Problem description
Only the number is wanted: count the lines in the data with "сочиненія" in them.

+ + + + + + +

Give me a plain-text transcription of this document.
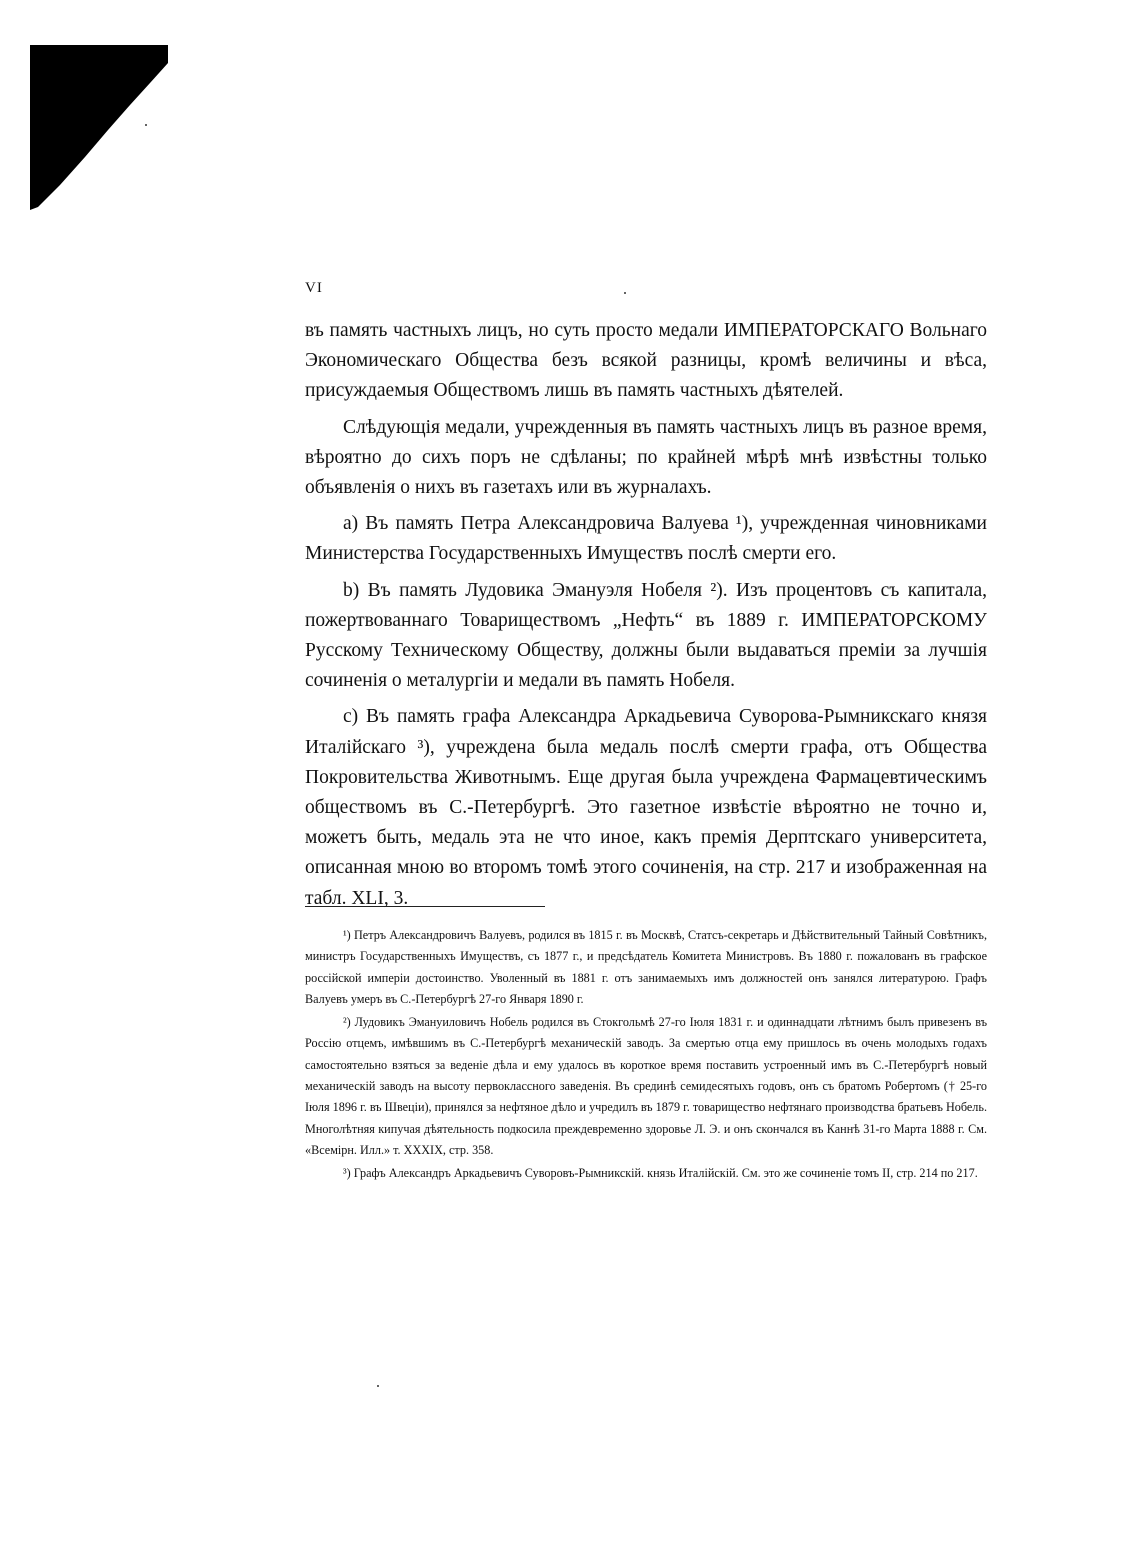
VI

въ память частныхъ лицъ, но суть просто медали ИМПЕРАТОРСКАГО Вольнаго Экономическаго Общества безъ всякой разницы, кромѣ величины и вѣса, присуждаемыя Обществомъ лишь въ память частныхъ дѣятелей.

Слѣдующія медали, учрежденныя въ память частныхъ лицъ въ разное время, вѣроятно до сихъ поръ не сдѣланы; по крайней мѣрѣ мнѣ извѣстны только объявленія о нихъ въ газетахъ или въ журналахъ.

а) Въ память Петра Александровича Валуева ¹), учрежденная чиновниками Министерства Государственныхъ Имуществъ послѣ смерти его.

b) Въ память Лудовика Эмануэля Нобеля ²). Изъ процентовъ съ капитала, пожертвованнаго Товариществомъ „Нефть“ въ 1889 г. ИМПЕРАТОРСКОМУ Русскому Техническому Обществу, должны были выдаваться преміи за лучшія сочиненія о металургіи и медали въ память Нобеля.

c) Въ память графа Александра Аркадьевича Суворова-Рымникскаго князя Италійскаго ³), учреждена была медаль послѣ смерти графа, отъ Общества Покровительства Животнымъ. Еще другая была учреждена Фармацевтическимъ обществомъ въ С.-Петербургѣ. Это газетное извѣстіе вѣроятно не точно и, можетъ быть, медаль эта не что иное, какъ премія Дерптскаго университета, описанная мною во второмъ томѣ этого сочиненія, на стр. 217 и изображенная на табл. XLI, 3.

¹) Петръ Александровичъ Валуевъ, родился въ 1815 г. въ Москвѣ, Статсъ-секретарь и Дѣйствительный Тайный Совѣтникъ, министръ Государственныхъ Имуществъ, съ 1877 г., и предсѣдатель Комитета Министровъ. Въ 1880 г. пожалованъ въ графское россійской имперіи достоинство. Уволенный въ 1881 г. отъ занимаемыхъ имъ должностей онъ занялся литературою. Графъ Валуевъ умеръ въ С.-Петербургѣ 27-го Января 1890 г.

²) Лудовикъ Эмануиловичъ Нобель родился въ Стокгольмѣ 27-го Іюля 1831 г. и одиннадцати лѣтнимъ былъ привезенъ въ Россію отцемъ, имѣвшимъ въ С.-Петербургѣ механическій заводъ. За смертью отца ему пришлось въ очень молодыхъ годахъ самостоятельно взяться за веденіе дѣла и ему удалось въ короткое время поставить устроенный имъ въ С.-Петербургѣ новый механическій заводъ на высоту первоклассного заведенія. Въ срединѣ семидесятыхъ годовъ, онъ съ братомъ Робертомъ († 25-го Іюля 1896 г. въ Швеціи), принялся за нефтяное дѣло и учредилъ въ 1879 г. товарищество нефтянаго производства братьевъ Нобель. Многолѣтняя кипучая дѣятельность подкосила преждевременно здоровье Л. Э. и онъ скончался въ Каннѣ 31-го Марта 1888 г. См. «Всемірн. Илл.» т. XXXIX, стр. 358.

³) Графъ Александръ Аркадьевичъ Суворовъ-Рымникскій. князь Италійскій. См. это же сочиненіе томъ II, стр. 214 по 217.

+ + + + + + +

Correct response
2